==== DATA TO USE ====

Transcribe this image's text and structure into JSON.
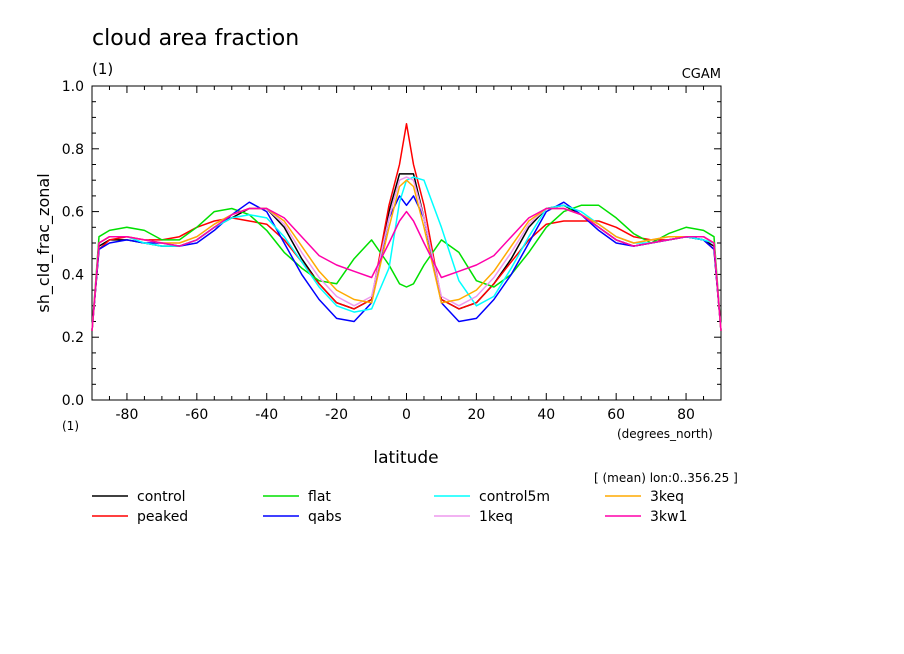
{
  "header": {
    "title": "cloud area fraction",
    "units_left": "(1)",
    "model": "CGAM"
  },
  "axis_units": {
    "y_units": "(1)",
    "x_units": "(degrees_north)"
  },
  "mean_note": "[ (mean) lon:0..356.25 ]",
  "chart_data": {
    "type": "line",
    "title": "cloud area fraction",
    "xlabel": "latitude",
    "ylabel": "sh_cld_frac_zonal",
    "xlim": [
      -90,
      90
    ],
    "ylim": [
      0.0,
      1.0
    ],
    "x_ticks": [
      -80,
      -60,
      -40,
      -20,
      0,
      20,
      40,
      60,
      80
    ],
    "x_tick_labels": [
      "-80",
      "-60",
      "-40",
      "-20",
      "0",
      "20",
      "40",
      "60",
      "80"
    ],
    "y_ticks": [
      0.0,
      0.2,
      0.4,
      0.6,
      0.8,
      1.0
    ],
    "y_tick_labels": [
      "0.0",
      "0.2",
      "0.4",
      "0.6",
      "0.8",
      "1.0"
    ],
    "grid": false,
    "legend_position": "bottom",
    "x": [
      -90,
      -88,
      -85,
      -80,
      -75,
      -70,
      -65,
      -60,
      -55,
      -50,
      -45,
      -40,
      -35,
      -30,
      -25,
      -20,
      -15,
      -10,
      -5,
      -2,
      0,
      2,
      5,
      10,
      15,
      20,
      25,
      30,
      35,
      40,
      45,
      50,
      55,
      60,
      65,
      70,
      75,
      80,
      85,
      88,
      90
    ],
    "series": [
      {
        "name": "control",
        "color": "#000000",
        "values": [
          0.22,
          0.49,
          0.51,
          0.51,
          0.5,
          0.49,
          0.49,
          0.51,
          0.55,
          0.58,
          0.61,
          0.61,
          0.55,
          0.45,
          0.37,
          0.31,
          0.29,
          0.32,
          0.6,
          0.72,
          0.72,
          0.72,
          0.58,
          0.32,
          0.29,
          0.31,
          0.37,
          0.45,
          0.55,
          0.61,
          0.62,
          0.59,
          0.55,
          0.51,
          0.49,
          0.5,
          0.51,
          0.52,
          0.51,
          0.49,
          0.22
        ]
      },
      {
        "name": "peaked",
        "color": "#ff0000",
        "values": [
          0.22,
          0.48,
          0.51,
          0.52,
          0.51,
          0.51,
          0.52,
          0.55,
          0.57,
          0.58,
          0.57,
          0.56,
          0.51,
          0.44,
          0.37,
          0.31,
          0.29,
          0.32,
          0.62,
          0.75,
          0.88,
          0.75,
          0.62,
          0.32,
          0.29,
          0.31,
          0.37,
          0.44,
          0.51,
          0.56,
          0.57,
          0.57,
          0.57,
          0.55,
          0.52,
          0.51,
          0.51,
          0.52,
          0.51,
          0.48,
          0.22
        ]
      },
      {
        "name": "flat",
        "color": "#00e000",
        "values": [
          0.22,
          0.52,
          0.54,
          0.55,
          0.54,
          0.51,
          0.51,
          0.55,
          0.6,
          0.61,
          0.59,
          0.54,
          0.47,
          0.42,
          0.38,
          0.37,
          0.45,
          0.51,
          0.43,
          0.37,
          0.36,
          0.37,
          0.43,
          0.51,
          0.47,
          0.38,
          0.36,
          0.4,
          0.47,
          0.55,
          0.6,
          0.62,
          0.62,
          0.58,
          0.53,
          0.5,
          0.53,
          0.55,
          0.54,
          0.52,
          0.22
        ]
      },
      {
        "name": "qabs",
        "color": "#0000ff",
        "values": [
          0.22,
          0.48,
          0.5,
          0.51,
          0.5,
          0.5,
          0.49,
          0.5,
          0.54,
          0.59,
          0.63,
          0.6,
          0.5,
          0.4,
          0.32,
          0.26,
          0.25,
          0.31,
          0.58,
          0.65,
          0.62,
          0.65,
          0.58,
          0.31,
          0.25,
          0.26,
          0.32,
          0.4,
          0.5,
          0.6,
          0.63,
          0.59,
          0.54,
          0.5,
          0.49,
          0.5,
          0.51,
          0.52,
          0.51,
          0.48,
          0.22
        ]
      },
      {
        "name": "control5m",
        "color": "#00ffff",
        "values": [
          0.22,
          0.5,
          0.52,
          0.52,
          0.5,
          0.49,
          0.49,
          0.51,
          0.55,
          0.58,
          0.59,
          0.58,
          0.52,
          0.44,
          0.36,
          0.3,
          0.28,
          0.29,
          0.42,
          0.63,
          0.7,
          0.71,
          0.7,
          0.55,
          0.38,
          0.3,
          0.33,
          0.42,
          0.52,
          0.61,
          0.62,
          0.6,
          0.56,
          0.52,
          0.5,
          0.5,
          0.51,
          0.52,
          0.51,
          0.5,
          0.22
        ]
      },
      {
        "name": "1keq",
        "color": "#ee99ee",
        "values": [
          0.22,
          0.5,
          0.52,
          0.52,
          0.51,
          0.5,
          0.5,
          0.52,
          0.56,
          0.59,
          0.61,
          0.61,
          0.56,
          0.47,
          0.39,
          0.33,
          0.3,
          0.33,
          0.58,
          0.7,
          0.71,
          0.7,
          0.58,
          0.33,
          0.3,
          0.33,
          0.39,
          0.47,
          0.56,
          0.61,
          0.61,
          0.59,
          0.56,
          0.52,
          0.5,
          0.51,
          0.52,
          0.52,
          0.52,
          0.5,
          0.22
        ]
      },
      {
        "name": "3keq",
        "color": "#ffaa00",
        "values": [
          0.22,
          0.5,
          0.52,
          0.52,
          0.51,
          0.5,
          0.5,
          0.52,
          0.56,
          0.59,
          0.61,
          0.61,
          0.57,
          0.49,
          0.41,
          0.35,
          0.32,
          0.31,
          0.55,
          0.68,
          0.7,
          0.68,
          0.55,
          0.31,
          0.32,
          0.35,
          0.41,
          0.49,
          0.57,
          0.61,
          0.61,
          0.59,
          0.56,
          0.52,
          0.5,
          0.51,
          0.52,
          0.52,
          0.52,
          0.5,
          0.22
        ]
      },
      {
        "name": "3kw1",
        "color": "#ff00aa",
        "values": [
          0.22,
          0.5,
          0.52,
          0.52,
          0.51,
          0.5,
          0.49,
          0.51,
          0.55,
          0.59,
          0.61,
          0.61,
          0.58,
          0.52,
          0.46,
          0.43,
          0.41,
          0.39,
          0.5,
          0.57,
          0.6,
          0.57,
          0.5,
          0.39,
          0.41,
          0.43,
          0.46,
          0.52,
          0.58,
          0.61,
          0.61,
          0.59,
          0.55,
          0.51,
          0.49,
          0.5,
          0.51,
          0.52,
          0.52,
          0.5,
          0.22
        ]
      }
    ]
  },
  "legend": {
    "items": [
      {
        "label": "control",
        "color": "#000000"
      },
      {
        "label": "flat",
        "color": "#00e000"
      },
      {
        "label": "control5m",
        "color": "#00ffff"
      },
      {
        "label": "3keq",
        "color": "#ffaa00"
      },
      {
        "label": "peaked",
        "color": "#ff0000"
      },
      {
        "label": "qabs",
        "color": "#0000ff"
      },
      {
        "label": "1keq",
        "color": "#ee99ee"
      },
      {
        "label": "3kw1",
        "color": "#ff00aa"
      }
    ]
  }
}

====

» **DIRECTION**:
Make a word-for-word copy of the entries, without any pictures.

» **ANSWER FOR THIS EXERCISE**:
Transcribe this image's text and structure into JSON.
{
  "header": {
    "title": "cloud area fraction",
    "units_left": "(1)",
    "model": "CGAM"
  },
  "axis_units": {
    "y_units": "(1)",
    "x_units": "(degrees_north)"
  },
  "mean_note": "[ (mean) lon:0..356.25 ]",
  "chart_data": {
    "type": "line",
    "title": "cloud area fraction",
    "xlabel": "latitude",
    "ylabel": "sh_cld_frac_zonal",
    "xlim": [
      -90,
      90
    ],
    "ylim": [
      0.0,
      1.0
    ],
    "x_ticks": [
      -80,
      -60,
      -40,
      -20,
      0,
      20,
      40,
      60,
      80
    ],
    "x_tick_labels": [
      "-80",
      "-60",
      "-40",
      "-20",
      "0",
      "20",
      "40",
      "60",
      "80"
    ],
    "y_ticks": [
      0.0,
      0.2,
      0.4,
      0.6,
      0.8,
      1.0
    ],
    "y_tick_labels": [
      "0.0",
      "0.2",
      "0.4",
      "0.6",
      "0.8",
      "1.0"
    ],
    "grid": false,
    "legend_position": "bottom",
    "x": [
      -90,
      -88,
      -85,
      -80,
      -75,
      -70,
      -65,
      -60,
      -55,
      -50,
      -45,
      -40,
      -35,
      -30,
      -25,
      -20,
      -15,
      -10,
      -5,
      -2,
      0,
      2,
      5,
      10,
      15,
      20,
      25,
      30,
      35,
      40,
      45,
      50,
      55,
      60,
      65,
      70,
      75,
      80,
      85,
      88,
      90
    ],
    "series": [
      {
        "name": "control",
        "color": "#000000",
        "values": [
          0.22,
          0.49,
          0.51,
          0.51,
          0.5,
          0.49,
          0.49,
          0.51,
          0.55,
          0.58,
          0.61,
          0.61,
          0.55,
          0.45,
          0.37,
          0.31,
          0.29,
          0.32,
          0.6,
          0.72,
          0.72,
          0.72,
          0.58,
          0.32,
          0.29,
          0.31,
          0.37,
          0.45,
          0.55,
          0.61,
          0.62,
          0.59,
          0.55,
          0.51,
          0.49,
          0.5,
          0.51,
          0.52,
          0.51,
          0.49,
          0.22
        ]
      },
      {
        "name": "peaked",
        "color": "#ff0000",
        "values": [
          0.22,
          0.48,
          0.51,
          0.52,
          0.51,
          0.51,
          0.52,
          0.55,
          0.57,
          0.58,
          0.57,
          0.56,
          0.51,
          0.44,
          0.37,
          0.31,
          0.29,
          0.32,
          0.62,
          0.75,
          0.88,
          0.75,
          0.62,
          0.32,
          0.29,
          0.31,
          0.37,
          0.44,
          0.51,
          0.56,
          0.57,
          0.57,
          0.57,
          0.55,
          0.52,
          0.51,
          0.51,
          0.52,
          0.51,
          0.48,
          0.22
        ]
      },
      {
        "name": "flat",
        "color": "#00e000",
        "values": [
          0.22,
          0.52,
          0.54,
          0.55,
          0.54,
          0.51,
          0.51,
          0.55,
          0.6,
          0.61,
          0.59,
          0.54,
          0.47,
          0.42,
          0.38,
          0.37,
          0.45,
          0.51,
          0.43,
          0.37,
          0.36,
          0.37,
          0.43,
          0.51,
          0.47,
          0.38,
          0.36,
          0.4,
          0.47,
          0.55,
          0.6,
          0.62,
          0.62,
          0.58,
          0.53,
          0.5,
          0.53,
          0.55,
          0.54,
          0.52,
          0.22
        ]
      },
      {
        "name": "qabs",
        "color": "#0000ff",
        "values": [
          0.22,
          0.48,
          0.5,
          0.51,
          0.5,
          0.5,
          0.49,
          0.5,
          0.54,
          0.59,
          0.63,
          0.6,
          0.5,
          0.4,
          0.32,
          0.26,
          0.25,
          0.31,
          0.58,
          0.65,
          0.62,
          0.65,
          0.58,
          0.31,
          0.25,
          0.26,
          0.32,
          0.4,
          0.5,
          0.6,
          0.63,
          0.59,
          0.54,
          0.5,
          0.49,
          0.5,
          0.51,
          0.52,
          0.51,
          0.48,
          0.22
        ]
      },
      {
        "name": "control5m",
        "color": "#00ffff",
        "values": [
          0.22,
          0.5,
          0.52,
          0.52,
          0.5,
          0.49,
          0.49,
          0.51,
          0.55,
          0.58,
          0.59,
          0.58,
          0.52,
          0.44,
          0.36,
          0.3,
          0.28,
          0.29,
          0.42,
          0.63,
          0.7,
          0.71,
          0.7,
          0.55,
          0.38,
          0.3,
          0.33,
          0.42,
          0.52,
          0.61,
          0.62,
          0.6,
          0.56,
          0.52,
          0.5,
          0.5,
          0.51,
          0.52,
          0.51,
          0.5,
          0.22
        ]
      },
      {
        "name": "1keq",
        "color": "#ee99ee",
        "values": [
          0.22,
          0.5,
          0.52,
          0.52,
          0.51,
          0.5,
          0.5,
          0.52,
          0.56,
          0.59,
          0.61,
          0.61,
          0.56,
          0.47,
          0.39,
          0.33,
          0.3,
          0.33,
          0.58,
          0.7,
          0.71,
          0.7,
          0.58,
          0.33,
          0.3,
          0.33,
          0.39,
          0.47,
          0.56,
          0.61,
          0.61,
          0.59,
          0.56,
          0.52,
          0.5,
          0.51,
          0.52,
          0.52,
          0.52,
          0.5,
          0.22
        ]
      },
      {
        "name": "3keq",
        "color": "#ffaa00",
        "values": [
          0.22,
          0.5,
          0.52,
          0.52,
          0.51,
          0.5,
          0.5,
          0.52,
          0.56,
          0.59,
          0.61,
          0.61,
          0.57,
          0.49,
          0.41,
          0.35,
          0.32,
          0.31,
          0.55,
          0.68,
          0.7,
          0.68,
          0.55,
          0.31,
          0.32,
          0.35,
          0.41,
          0.49,
          0.57,
          0.61,
          0.61,
          0.59,
          0.56,
          0.52,
          0.5,
          0.51,
          0.52,
          0.52,
          0.52,
          0.5,
          0.22
        ]
      },
      {
        "name": "3kw1",
        "color": "#ff00aa",
        "values": [
          0.22,
          0.5,
          0.52,
          0.52,
          0.51,
          0.5,
          0.49,
          0.51,
          0.55,
          0.59,
          0.61,
          0.61,
          0.58,
          0.52,
          0.46,
          0.43,
          0.41,
          0.39,
          0.5,
          0.57,
          0.6,
          0.57,
          0.5,
          0.39,
          0.41,
          0.43,
          0.46,
          0.52,
          0.58,
          0.61,
          0.61,
          0.59,
          0.55,
          0.51,
          0.49,
          0.5,
          0.51,
          0.52,
          0.52,
          0.5,
          0.22
        ]
      }
    ]
  },
  "legend": {
    "items": [
      {
        "label": "control",
        "color": "#000000"
      },
      {
        "label": "flat",
        "color": "#00e000"
      },
      {
        "label": "control5m",
        "color": "#00ffff"
      },
      {
        "label": "3keq",
        "color": "#ffaa00"
      },
      {
        "label": "peaked",
        "color": "#ff0000"
      },
      {
        "label": "qabs",
        "color": "#0000ff"
      },
      {
        "label": "1keq",
        "color": "#ee99ee"
      },
      {
        "label": "3kw1",
        "color": "#ff00aa"
      }
    ]
  }
}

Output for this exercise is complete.